Present each line of the entries below that holds the word "Kontrolü".
:: Listing ::
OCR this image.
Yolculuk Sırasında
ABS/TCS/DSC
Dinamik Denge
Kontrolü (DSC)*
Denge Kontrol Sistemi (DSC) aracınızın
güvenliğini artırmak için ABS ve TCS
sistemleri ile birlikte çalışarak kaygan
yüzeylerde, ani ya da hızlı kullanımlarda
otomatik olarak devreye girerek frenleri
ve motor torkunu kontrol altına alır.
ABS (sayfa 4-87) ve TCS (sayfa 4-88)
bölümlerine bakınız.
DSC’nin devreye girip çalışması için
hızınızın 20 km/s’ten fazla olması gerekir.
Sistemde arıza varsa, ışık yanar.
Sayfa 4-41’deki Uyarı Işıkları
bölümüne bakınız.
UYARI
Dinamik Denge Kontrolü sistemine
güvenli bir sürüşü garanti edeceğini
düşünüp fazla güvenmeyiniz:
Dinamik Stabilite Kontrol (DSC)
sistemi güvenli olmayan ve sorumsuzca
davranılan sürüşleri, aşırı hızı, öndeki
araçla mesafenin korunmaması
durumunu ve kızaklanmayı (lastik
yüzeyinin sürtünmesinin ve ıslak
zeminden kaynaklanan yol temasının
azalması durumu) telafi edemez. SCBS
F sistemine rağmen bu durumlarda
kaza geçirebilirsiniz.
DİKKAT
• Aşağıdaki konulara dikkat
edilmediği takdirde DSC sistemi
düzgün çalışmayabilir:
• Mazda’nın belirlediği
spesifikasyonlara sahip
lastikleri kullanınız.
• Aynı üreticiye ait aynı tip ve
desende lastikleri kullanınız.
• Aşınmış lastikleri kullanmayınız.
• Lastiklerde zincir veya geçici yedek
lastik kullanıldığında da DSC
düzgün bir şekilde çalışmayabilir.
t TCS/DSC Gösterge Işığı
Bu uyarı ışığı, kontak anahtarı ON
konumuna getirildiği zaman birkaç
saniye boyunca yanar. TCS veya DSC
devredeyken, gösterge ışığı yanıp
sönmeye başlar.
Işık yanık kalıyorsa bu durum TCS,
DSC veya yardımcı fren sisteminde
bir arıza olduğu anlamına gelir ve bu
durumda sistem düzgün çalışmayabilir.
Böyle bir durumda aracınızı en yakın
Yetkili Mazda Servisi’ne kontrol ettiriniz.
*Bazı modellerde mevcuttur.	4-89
:::
Problem solution:
Kontrolü (DSC)*
Dinamik Denge Kontrolü sistemine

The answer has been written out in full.